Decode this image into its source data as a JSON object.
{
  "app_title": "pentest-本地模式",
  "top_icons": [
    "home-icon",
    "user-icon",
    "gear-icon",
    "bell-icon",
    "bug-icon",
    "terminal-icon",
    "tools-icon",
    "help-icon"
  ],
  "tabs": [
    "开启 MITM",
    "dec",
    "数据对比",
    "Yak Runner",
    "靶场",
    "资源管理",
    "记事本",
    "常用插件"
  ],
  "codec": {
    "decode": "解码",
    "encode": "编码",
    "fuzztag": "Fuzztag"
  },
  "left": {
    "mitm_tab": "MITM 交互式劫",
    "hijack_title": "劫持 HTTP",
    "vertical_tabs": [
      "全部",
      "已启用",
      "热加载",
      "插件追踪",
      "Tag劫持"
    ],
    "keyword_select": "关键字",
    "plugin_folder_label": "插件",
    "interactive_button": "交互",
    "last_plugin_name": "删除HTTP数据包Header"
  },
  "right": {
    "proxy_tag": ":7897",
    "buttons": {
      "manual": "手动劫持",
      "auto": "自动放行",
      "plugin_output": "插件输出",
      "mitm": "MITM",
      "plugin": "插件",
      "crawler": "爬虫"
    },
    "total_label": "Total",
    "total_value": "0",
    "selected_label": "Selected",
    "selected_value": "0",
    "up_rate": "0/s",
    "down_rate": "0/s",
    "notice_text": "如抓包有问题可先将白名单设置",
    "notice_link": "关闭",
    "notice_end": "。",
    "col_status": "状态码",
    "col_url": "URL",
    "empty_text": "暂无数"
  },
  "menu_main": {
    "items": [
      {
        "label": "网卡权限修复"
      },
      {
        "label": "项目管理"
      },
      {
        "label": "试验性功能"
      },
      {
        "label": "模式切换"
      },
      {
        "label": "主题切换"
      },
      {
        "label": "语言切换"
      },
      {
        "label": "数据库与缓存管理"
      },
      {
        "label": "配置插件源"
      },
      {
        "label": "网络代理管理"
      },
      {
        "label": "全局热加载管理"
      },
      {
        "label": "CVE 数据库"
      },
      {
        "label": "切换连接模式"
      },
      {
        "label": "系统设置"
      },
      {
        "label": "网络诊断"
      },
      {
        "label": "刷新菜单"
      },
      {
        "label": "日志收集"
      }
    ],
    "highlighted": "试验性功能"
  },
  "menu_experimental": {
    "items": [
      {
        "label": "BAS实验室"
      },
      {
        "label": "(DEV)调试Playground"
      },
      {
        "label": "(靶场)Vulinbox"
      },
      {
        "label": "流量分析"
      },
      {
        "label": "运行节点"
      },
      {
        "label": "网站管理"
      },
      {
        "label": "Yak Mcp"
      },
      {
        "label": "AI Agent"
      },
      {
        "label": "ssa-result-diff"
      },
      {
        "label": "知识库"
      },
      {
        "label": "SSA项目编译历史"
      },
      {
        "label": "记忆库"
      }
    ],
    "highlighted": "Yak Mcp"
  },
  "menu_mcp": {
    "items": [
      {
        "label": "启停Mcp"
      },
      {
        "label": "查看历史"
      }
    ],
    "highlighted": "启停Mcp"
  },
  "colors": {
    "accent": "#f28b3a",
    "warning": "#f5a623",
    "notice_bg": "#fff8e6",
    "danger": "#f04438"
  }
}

========================

Write down all the entries again without a single difference.

» **RESULT**:
Decode this image into its source data as a JSON object.
{
  "app_title": "pentest-本地模式",
  "top_icons": [
    "home-icon",
    "user-icon",
    "gear-icon",
    "bell-icon",
    "bug-icon",
    "terminal-icon",
    "tools-icon",
    "help-icon"
  ],
  "tabs": [
    "开启 MITM",
    "dec",
    "数据对比",
    "Yak Runner",
    "靶场",
    "资源管理",
    "记事本",
    "常用插件"
  ],
  "codec": {
    "decode": "解码",
    "encode": "编码",
    "fuzztag": "Fuzztag"
  },
  "left": {
    "mitm_tab": "MITM 交互式劫",
    "hijack_title": "劫持 HTTP",
    "vertical_tabs": [
      "全部",
      "已启用",
      "热加载",
      "插件追踪",
      "Tag劫持"
    ],
    "keyword_select": "关键字",
    "plugin_folder_label": "插件",
    "interactive_button": "交互",
    "last_plugin_name": "删除HTTP数据包Header"
  },
  "right": {
    "proxy_tag": ":7897",
    "buttons": {
      "manual": "手动劫持",
      "auto": "自动放行",
      "plugin_output": "插件输出",
      "mitm": "MITM",
      "plugin": "插件",
      "crawler": "爬虫"
    },
    "total_label": "Total",
    "total_value": "0",
    "selected_label": "Selected",
    "selected_value": "0",
    "up_rate": "0/s",
    "down_rate": "0/s",
    "notice_text": "如抓包有问题可先将白名单设置",
    "notice_link": "关闭",
    "notice_end": "。",
    "col_status": "状态码",
    "col_url": "URL",
    "empty_text": "暂无数"
  },
  "menu_main": {
    "items": [
      {
        "label": "网卡权限修复"
      },
      {
        "label": "项目管理"
      },
      {
        "label": "试验性功能"
      },
      {
        "label": "模式切换"
      },
      {
        "label": "主题切换"
      },
      {
        "label": "语言切换"
      },
      {
        "label": "数据库与缓存管理"
      },
      {
        "label": "配置插件源"
      },
      {
        "label": "网络代理管理"
      },
      {
        "label": "全局热加载管理"
      },
      {
        "label": "CVE 数据库"
      },
      {
        "label": "切换连接模式"
      },
      {
        "label": "系统设置"
      },
      {
        "label": "网络诊断"
      },
      {
        "label": "刷新菜单"
      },
      {
        "label": "日志收集"
      }
    ],
    "highlighted": "试验性功能"
  },
  "menu_experimental": {
    "items": [
      {
        "label": "BAS实验室"
      },
      {
        "label": "(DEV)调试Playground"
      },
      {
        "label": "(靶场)Vulinbox"
      },
      {
        "label": "流量分析"
      },
      {
        "label": "运行节点"
      },
      {
        "label": "网站管理"
      },
      {
        "label": "Yak Mcp"
      },
      {
        "label": "AI Agent"
      },
      {
        "label": "ssa-result-diff"
      },
      {
        "label": "知识库"
      },
      {
        "label": "SSA项目编译历史"
      },
      {
        "label": "记忆库"
      }
    ],
    "highlighted": "Yak Mcp"
  },
  "menu_mcp": {
    "items": [
      {
        "label": "启停Mcp"
      },
      {
        "label": "查看历史"
      }
    ],
    "highlighted": "启停Mcp"
  },
  "colors": {
    "accent": "#f28b3a",
    "warning": "#f5a623",
    "notice_bg": "#fff8e6",
    "danger": "#f04438"
  }
}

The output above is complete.